What the exercise asks:
Pictures in the data below are not part of the copy; transcribe everything else exactly.

--------

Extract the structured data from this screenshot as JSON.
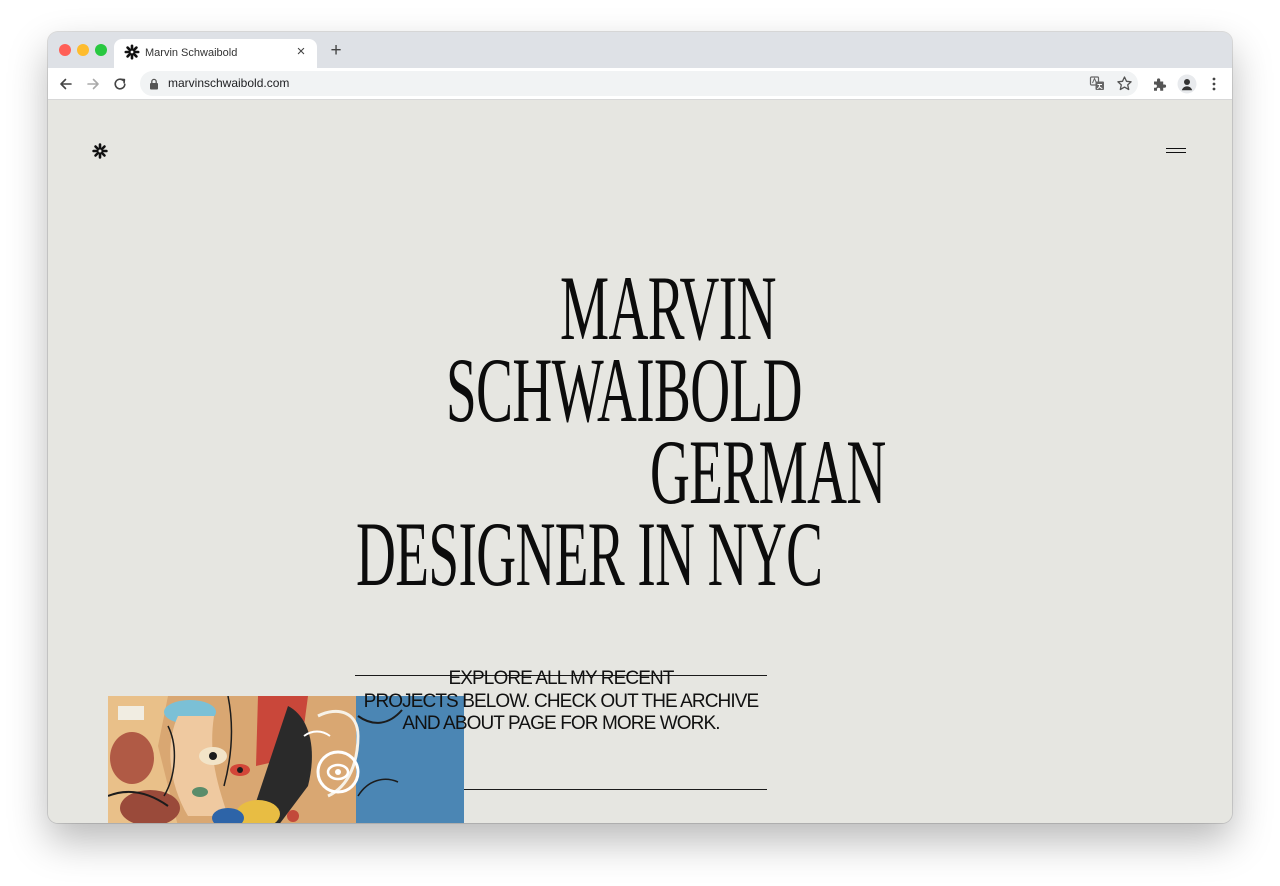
{
  "browser": {
    "tab_title": "Marvin Schwaibold",
    "url": "marvinschwaibold.com",
    "tab_close_glyph": "×",
    "new_tab_glyph": "+",
    "traffic_lights": {
      "close": "#ff5f57",
      "minimize": "#febc2e",
      "maximize": "#28c840"
    },
    "icons": [
      "back-arrow-icon",
      "forward-arrow-icon",
      "reload-icon",
      "lock-icon",
      "translate-icon",
      "star-icon",
      "extensions-icon",
      "profile-icon",
      "more-icon"
    ]
  },
  "site": {
    "hero": {
      "line1": "MARVIN",
      "line2": "SCHWAIBOLD",
      "line3": "GERMAN",
      "line4": "DESIGNER IN   NYC"
    },
    "intro": {
      "line1": "EXPLORE ALL MY RECENT",
      "line2": "PROJECTS BELOW. CHECK OUT THE ARCHIVE",
      "line3": "AND ABOUT PAGE FOR MORE WORK."
    },
    "colors": {
      "background": "#e6e6e1",
      "text": "#0c0c0c",
      "thumb_blue": "#4b86b4"
    }
  }
}
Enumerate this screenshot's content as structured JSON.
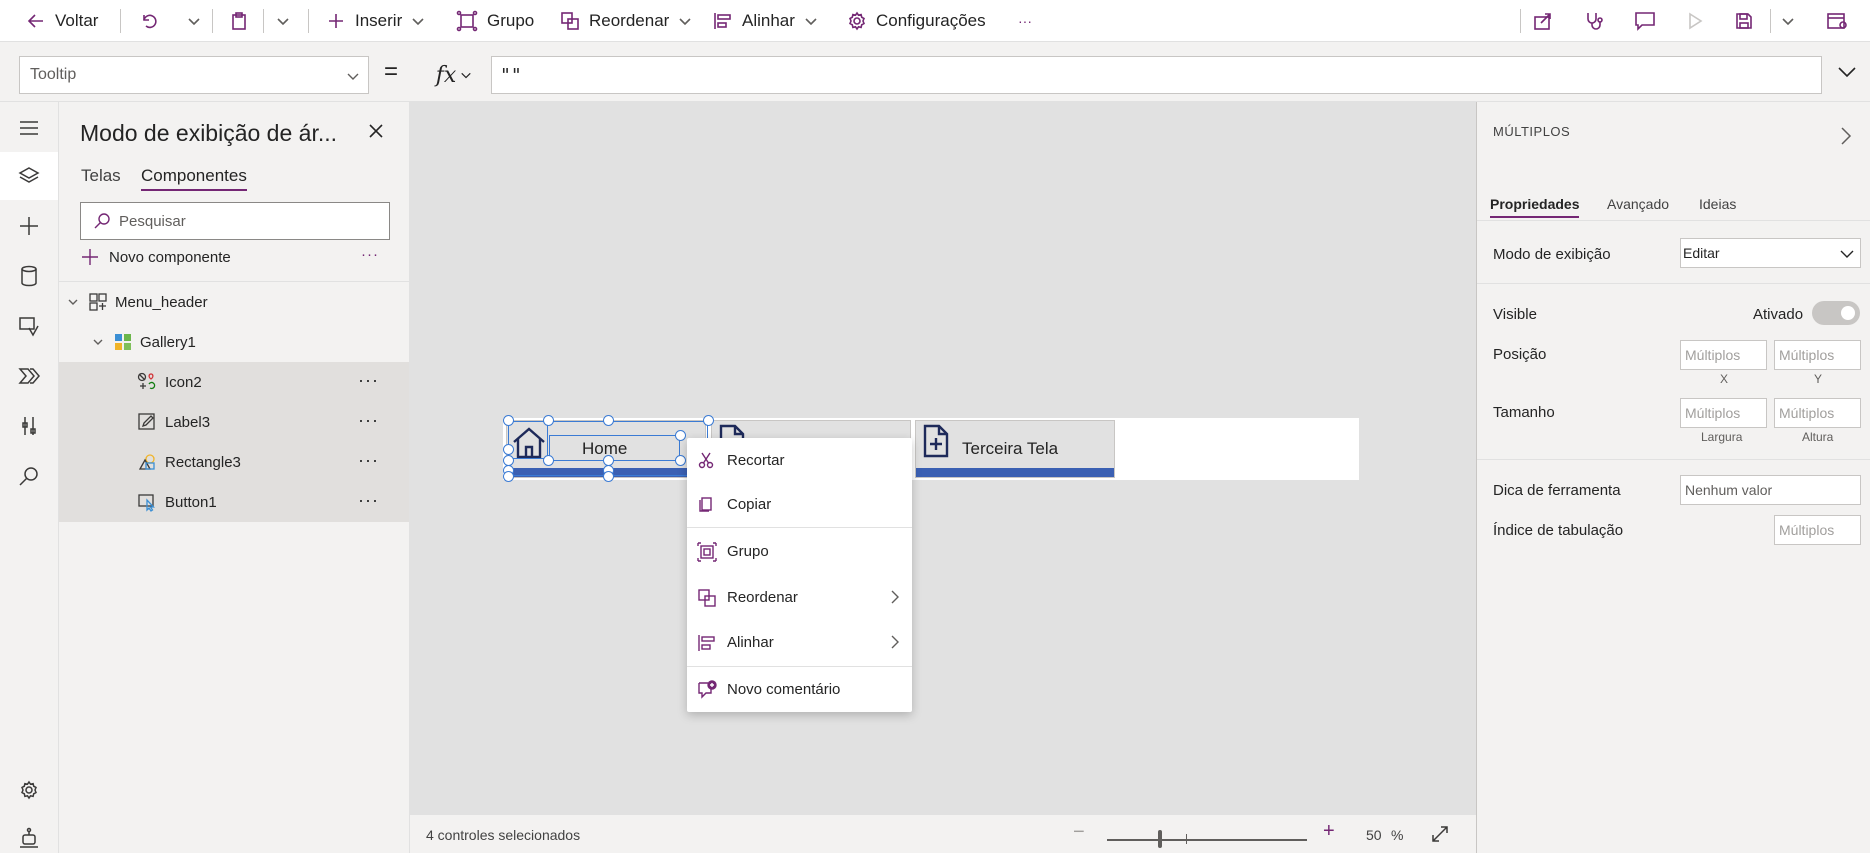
{
  "toolbar": {
    "back_label": "Voltar",
    "insert_label": "Inserir",
    "group_label": "Grupo",
    "reorder_label": "Reordenar",
    "align_label": "Alinhar",
    "settings_label": "Configurações",
    "more_label": "···"
  },
  "formula_bar": {
    "property": "Tooltip",
    "equals": "=",
    "fx": "fx",
    "formula": "\"\""
  },
  "tree": {
    "title": "Modo de exibição de ár...",
    "tabs": [
      "Telas",
      "Componentes"
    ],
    "search_placeholder": "Pesquisar",
    "new_component_label": "Novo componente",
    "more": "···",
    "items": [
      {
        "label": "Menu_header"
      },
      {
        "label": "Gallery1"
      },
      {
        "label": "Icon2",
        "more": "···"
      },
      {
        "label": "Label3",
        "more": "···"
      },
      {
        "label": "Rectangle3",
        "more": "···"
      },
      {
        "label": "Button1",
        "more": "···"
      }
    ]
  },
  "canvas": {
    "items": [
      {
        "label": "Home"
      },
      {
        "label": "Terceira Tela"
      }
    ]
  },
  "context_menu": {
    "items": [
      {
        "label": "Recortar"
      },
      {
        "label": "Copiar"
      },
      {
        "label": "Grupo"
      },
      {
        "label": "Reordenar"
      },
      {
        "label": "Alinhar"
      },
      {
        "label": "Novo comentário"
      }
    ]
  },
  "status": {
    "selected_text": "4 controles selecionados",
    "zoom_minus": "−",
    "zoom_plus": "+",
    "zoom_value": "50",
    "zoom_unit": "%"
  },
  "props": {
    "header": "MÚLTIPLOS",
    "tabs": [
      "Propriedades",
      "Avançado",
      "Ideias"
    ],
    "display_mode_label": "Modo de exibição",
    "display_mode_value": "Editar",
    "visible_label": "Visible",
    "visible_value": "Ativado",
    "position_label": "Posição",
    "position_x_placeholder": "Múltiplos",
    "position_y_placeholder": "Múltiplos",
    "position_x_caption": "X",
    "position_y_caption": "Y",
    "size_label": "Tamanho",
    "width_placeholder": "Múltiplos",
    "height_placeholder": "Múltiplos",
    "width_caption": "Largura",
    "height_caption": "Altura",
    "tooltip_label": "Dica de ferramenta",
    "tooltip_placeholder": "Nenhum valor",
    "tabindex_label": "Índice de tabulação",
    "tabindex_placeholder": "Múltiplos"
  },
  "colors": {
    "accent": "#742774",
    "selection": "#3b7bd4",
    "gallery_underline": "#3b60b3"
  }
}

--------

Task answer:
Extract the structured data from this screenshot as JSON.
{
  "browser": {
    "tab_title": "Marvin Schwaibold",
    "url": "marvinschwaibold.com",
    "tab_close_glyph": "×",
    "new_tab_glyph": "+",
    "traffic_lights": {
      "close": "#ff5f57",
      "minimize": "#febc2e",
      "maximize": "#28c840"
    },
    "icons": [
      "back-arrow-icon",
      "forward-arrow-icon",
      "reload-icon",
      "lock-icon",
      "translate-icon",
      "star-icon",
      "extensions-icon",
      "profile-icon",
      "more-icon"
    ]
  },
  "site": {
    "hero": {
      "line1": "MARVIN",
      "line2": "SCHWAIBOLD",
      "line3": "GERMAN",
      "line4": "DESIGNER IN   NYC"
    },
    "intro": {
      "line1": "EXPLORE ALL MY RECENT",
      "line2": "PROJECTS BELOW. CHECK OUT THE ARCHIVE",
      "line3": "AND ABOUT PAGE FOR MORE WORK."
    },
    "colors": {
      "background": "#e6e6e1",
      "text": "#0c0c0c",
      "thumb_blue": "#4b86b4"
    }
  }
}
Enumerate this screenshot's content as structured JSON.
{
  "toolbar": {
    "back_label": "Voltar",
    "insert_label": "Inserir",
    "group_label": "Grupo",
    "reorder_label": "Reordenar",
    "align_label": "Alinhar",
    "settings_label": "Configurações",
    "more_label": "···"
  },
  "formula_bar": {
    "property": "Tooltip",
    "equals": "=",
    "fx": "fx",
    "formula": "\"\""
  },
  "tree": {
    "title": "Modo de exibição de ár...",
    "tabs": [
      "Telas",
      "Componentes"
    ],
    "search_placeholder": "Pesquisar",
    "new_component_label": "Novo componente",
    "more": "···",
    "items": [
      {
        "label": "Menu_header"
      },
      {
        "label": "Gallery1"
      },
      {
        "label": "Icon2",
        "more": "···"
      },
      {
        "label": "Label3",
        "more": "···"
      },
      {
        "label": "Rectangle3",
        "more": "···"
      },
      {
        "label": "Button1",
        "more": "···"
      }
    ]
  },
  "canvas": {
    "items": [
      {
        "label": "Home"
      },
      {
        "label": "Terceira Tela"
      }
    ]
  },
  "context_menu": {
    "items": [
      {
        "label": "Recortar"
      },
      {
        "label": "Copiar"
      },
      {
        "label": "Grupo"
      },
      {
        "label": "Reordenar"
      },
      {
        "label": "Alinhar"
      },
      {
        "label": "Novo comentário"
      }
    ]
  },
  "status": {
    "selected_text": "4 controles selecionados",
    "zoom_minus": "−",
    "zoom_plus": "+",
    "zoom_value": "50",
    "zoom_unit": "%"
  },
  "props": {
    "header": "MÚLTIPLOS",
    "tabs": [
      "Propriedades",
      "Avançado",
      "Ideias"
    ],
    "display_mode_label": "Modo de exibição",
    "display_mode_value": "Editar",
    "visible_label": "Visible",
    "visible_value": "Ativado",
    "position_label": "Posição",
    "position_x_placeholder": "Múltiplos",
    "position_y_placeholder": "Múltiplos",
    "position_x_caption": "X",
    "position_y_caption": "Y",
    "size_label": "Tamanho",
    "width_placeholder": "Múltiplos",
    "height_placeholder": "Múltiplos",
    "width_caption": "Largura",
    "height_caption": "Altura",
    "tooltip_label": "Dica de ferramenta",
    "tooltip_placeholder": "Nenhum valor",
    "tabindex_label": "Índice de tabulação",
    "tabindex_placeholder": "Múltiplos"
  },
  "colors": {
    "accent": "#742774",
    "selection": "#3b7bd4",
    "gallery_underline": "#3b60b3"
  }
}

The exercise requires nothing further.